What the exercise asks. Look below. Copy each line that has "letter" in it.

Dataset items

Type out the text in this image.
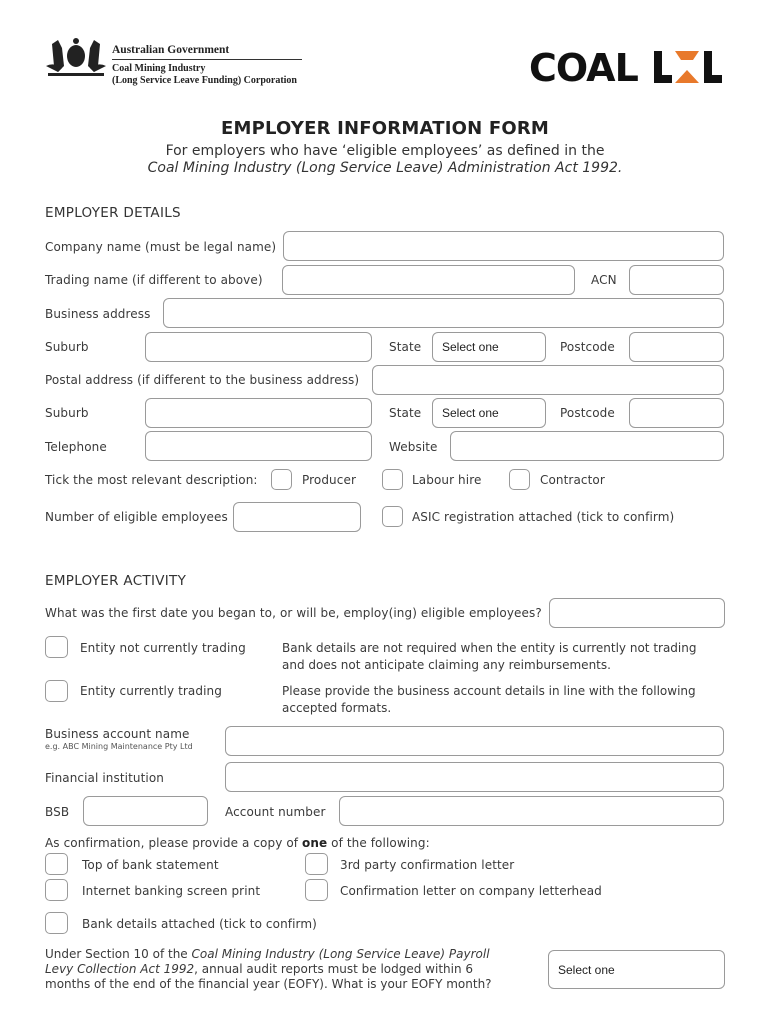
Australian Government
Coal Mining Industry
(Long Service Leave Funding) Corporation	COAL
EMPLOYER INFORMATION FORM
For employers who have ‘eligible employees’ as defined in the
Coal Mining Industry (Long Service Leave) Administration Act 1992.
EMPLOYER DETAILS
Company name (must be legal name)
Trading name (if different to above)	ACN
Business address
Suburb	State	Select one	Postcode
Postal address (if different to the business address)
Suburb	State	Select one	Postcode
Telephone	Website
Tick the most relevant description:	Producer	Labour hire	Contractor
Number of eligible employees	ASIC registration attached (tick to confirm)
EMPLOYER ACTIVITY
What was the first date you began to, or will be, employ(ing) eligible employees?
Entity not currently trading	Bank details are not required when the entity is currently not trading and does not anticipate claiming any reimbursements.
Entity currently trading	Please provide the business account details in line with the following accepted formats.
Business account name
e.g. ABC Mining Maintenance Pty Ltd
Financial institution
BSB	Account number
As confirmation, please provide a copy of one of the following:
Top of bank statement	3rd party confirmation letter
Internet banking screen print	Confirmation letter on company letterhead
Bank details attached (tick to confirm)
Under Section 10 of the Coal Mining Industry (Long Service Leave) Payroll Levy Collection Act 1992, annual audit reports must be lodged within 6 months of the end of the financial year (EOFY). What is your EOFY month?
Select one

Written response.
Top of bank statement	3rd party confirmation letter
Internet banking screen print	Confirmation letter on company letterhead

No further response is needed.